## INSTRUCTION
Write the data out again in full, with no departure from the original.

## TASK INPUTS
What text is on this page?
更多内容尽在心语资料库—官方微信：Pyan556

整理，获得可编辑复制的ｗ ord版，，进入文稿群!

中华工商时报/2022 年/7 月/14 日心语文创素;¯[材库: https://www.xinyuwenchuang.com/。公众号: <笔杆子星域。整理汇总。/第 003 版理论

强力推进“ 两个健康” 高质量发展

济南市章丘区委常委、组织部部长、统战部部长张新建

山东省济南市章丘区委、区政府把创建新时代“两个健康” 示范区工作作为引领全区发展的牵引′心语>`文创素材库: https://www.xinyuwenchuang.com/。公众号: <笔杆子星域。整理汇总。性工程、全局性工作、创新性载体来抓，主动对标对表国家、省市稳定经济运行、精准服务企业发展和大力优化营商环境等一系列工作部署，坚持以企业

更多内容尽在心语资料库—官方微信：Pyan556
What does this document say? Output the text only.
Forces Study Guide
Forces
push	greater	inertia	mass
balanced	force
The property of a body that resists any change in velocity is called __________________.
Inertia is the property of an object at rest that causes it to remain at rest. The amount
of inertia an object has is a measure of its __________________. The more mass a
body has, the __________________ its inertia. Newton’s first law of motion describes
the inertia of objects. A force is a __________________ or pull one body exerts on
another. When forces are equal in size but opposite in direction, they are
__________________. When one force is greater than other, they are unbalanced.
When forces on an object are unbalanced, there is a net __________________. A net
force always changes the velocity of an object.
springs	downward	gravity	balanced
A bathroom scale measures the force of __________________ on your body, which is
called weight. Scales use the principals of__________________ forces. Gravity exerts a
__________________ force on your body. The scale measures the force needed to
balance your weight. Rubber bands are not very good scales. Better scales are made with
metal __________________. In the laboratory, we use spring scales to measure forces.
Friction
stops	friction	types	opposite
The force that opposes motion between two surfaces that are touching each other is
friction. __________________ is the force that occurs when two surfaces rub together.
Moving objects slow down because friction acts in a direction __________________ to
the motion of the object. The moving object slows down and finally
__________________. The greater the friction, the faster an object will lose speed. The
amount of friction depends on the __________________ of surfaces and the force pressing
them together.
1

## SOLUTION
What text is on this page?
更多内容尽在心语资料库—官方微信：Pyan556

整理，获得可编辑复制的ｗ ord版，，进入文稿群!

中华工商时报/2022 年/7 月/14 日心语文创素;¯[材库: https://www.xinyuwenchuang.com/。公众号: <笔杆子星域。整理汇总。/第 003 版理论

强力推进“ 两个健康” 高质量发展

济南市章丘区委常委、组织部部长、统战部部长张新建

山东省济南市章丘区委、区政府把创建新时代“两个健康” 示范区工作作为引领全区发展的牵引′心语>`文创素材库: https://www.xinyuwenchuang.com/。公众号: <笔杆子星域。整理汇总。性工程、全局性工作、创新性载体来抓，主动对标对表国家、省市稳定经济运行、精准服务企业发展和大力优化营商环境等一系列工作部署，坚持以企业

更多内容尽在心语资料库—官方微信：Pyan556
What does this document say? Output the text only.
Forces Study Guide
Forces
push	greater	inertia	mass
balanced	force
The property of a body that resists any change in velocity is called __________________.
Inertia is the property of an object at rest that causes it to remain at rest. The amount
of inertia an object has is a measure of its __________________. The more mass a
body has, the __________________ its inertia. Newton’s first law of motion describes
the inertia of objects. A force is a __________________ or pull one body exerts on
another. When forces are equal in size but opposite in direction, they are
__________________. When one force is greater than other, they are unbalanced.
When forces on an object are unbalanced, there is a net __________________. A net
force always changes the velocity of an object.
springs	downward	gravity	balanced
A bathroom scale measures the force of __________________ on your body, which is
called weight. Scales use the principals of__________________ forces. Gravity exerts a
__________________ force on your body. The scale measures the force needed to
balance your weight. Rubber bands are not very good scales. Better scales are made with
metal __________________. In the laboratory, we use spring scales to measure forces.
Friction
stops	friction	types	opposite
The force that opposes motion between two surfaces that are touching each other is
friction. __________________ is the force that occurs when two surfaces rub together.
Moving objects slow down because friction acts in a direction __________________ to
the motion of the object. The moving object slows down and finally
__________________. The greater the friction, the faster an object will lose speed. The
amount of friction depends on the __________________ of surfaces and the force pressing
them together.
1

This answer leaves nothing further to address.